**** RAW RECORDS ****

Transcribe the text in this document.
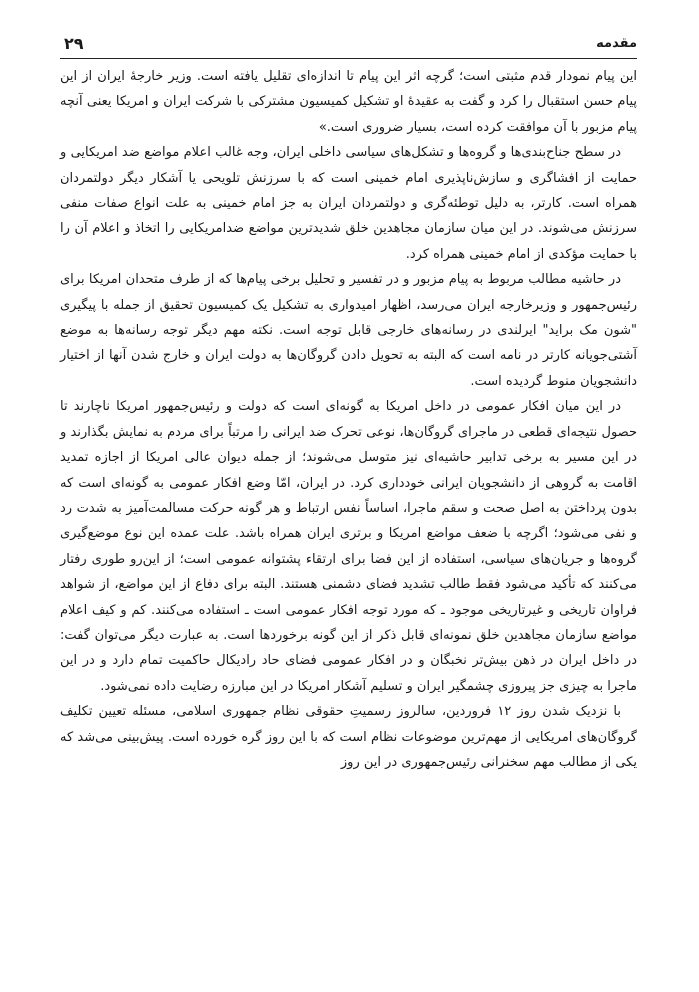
۲۹	مقدمه

این پیام نمودار قدم مثبتی است؛ گرچه اثر این پیام تا اندازه‌ای تقلیل یافته است. وزیر خارجهٔ ایران از این پیام حسن استقبال را کرد و گفت به عقیدهٔ او تشکیل کمیسیون مشترکی با شرکت ایران و امریکا یعنی آنچه پیام مزبور با آن موافقت کرده است، بسیار ضروری است.»

در سطح جناح‌بندی‌ها و گروه‌ها و تشکل‌های سیاسی داخلی ایران، وجه غالب اعلام مواضع ضد امریکایی و حمایت از افشاگری و سازش‌ناپذیری امام خمینی است که با سرزنش تلویحی یا آشکار دیگر دولتمردان همراه است. کارتر، به دلیل توطئه‌گری و دولتمردان ایران به جز امام خمینی به علت انواع صفات منفی سرزنش می‌شوند. در این میان سازمان مجاهدین خلق شدیدترین مواضع ضدامریکایی را اتخاذ و اعلام آن را با حمایت مؤکدی از امام خمینی همراه کرد.

در حاشیه مطالب مربوط به پیام مزبور و در تفسیر و تحلیل برخی پیام‌ها که از طرف متحدان امریکا برای رئیس‌جمهور و وزیرخارجه ایران می‌رسد، اظهار امیدواری به تشکیل یک کمیسیون تحقیق از جمله با پیگیری "شون مک براید" ایرلندی در رسانه‌های خارجی قابل توجه است. نکته مهم دیگر توجه رسانه‌ها به موضع آشتی‌جویانه کارتر در نامه است که البته به تحویل دادن گروگان‌ها به دولت ایران و خارج شدن آنها از اختیار دانشجویان منوط گردیده است.

در این میان افکار عمومی در داخل امریکا به گونه‌ای است که دولت و رئیس‌جمهور امریکا ناچارند تا حصول نتیجه‌ای قطعی در ماجرای گروگان‌ها، نوعی تحرک ضد ایرانی را مرتباً برای مردم به نمایش بگذارند و در این مسیر به برخی تدابیر حاشیه‌ای نیز متوسل می‌شوند؛ از جمله دیوان عالی امریکا از اجازه تمدید اقامت به گروهی از دانشجویان ایرانی خودداری کرد. در ایران، امّا وضع افکار عمومی به گونه‌ای است که بدون پرداختن به اصل صحت و سقم ماجرا، اساساً نفس ارتباط و هر گونه حرکت مسالمت‌آمیز به شدت رد و نفی می‌شود؛ اگرچه با ضعف مواضع امریکا و برتری ایران همراه باشد. علت عمده این نوع موضع‌گیری گروه‌ها و جریان‌های سیاسی، استفاده از این فضا برای ارتقاء پشتوانه عمومی است؛ از این‌رو طوری رفتار می‌کنند که تأکید می‌شود فقط طالب تشدید فضای دشمنی هستند. البته برای دفاع از این مواضع، از شواهد فراوان تاریخی و غیرتاریخی موجود ـ که مورد توجه افکار عمومی است ـ استفاده می‌کنند. کم و کیف اعلام مواضع سازمان مجاهدین خلق نمونه‌ای قابل ذکر از این گونه برخوردها است. به عبارت دیگر می‌توان گفت: در داخل ایران در ذهن بیش‌تر نخبگان و در افکار عمومی فضای حاد رادیکال حاکمیت تمام دارد و در این ماجرا به چیزی جز پیروزی چشمگیر ایران و تسلیم آشکار امریکا در این مبارزه رضایت داده نمی‌شود.

با نزدیک شدن روز ۱۲ فروردین، سالروز رسمیتِ حقوقی نظام جمهوری اسلامی، مسئله تعیین تکلیف گروگان‌های امریکایی از مهم‌ترین موضوعات نظام است که با این روز گره خورده است. پیش‌بینی می‌شد که یکی از مطالب مهم سخنرانی رئیس‌جمهوری در این روز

****

▶ **OBJECTIVE**
Figure out how many lines above include the string "کمیسیون", then report that number and nothing else.

▶ **WRITTEN SOLUTION**
2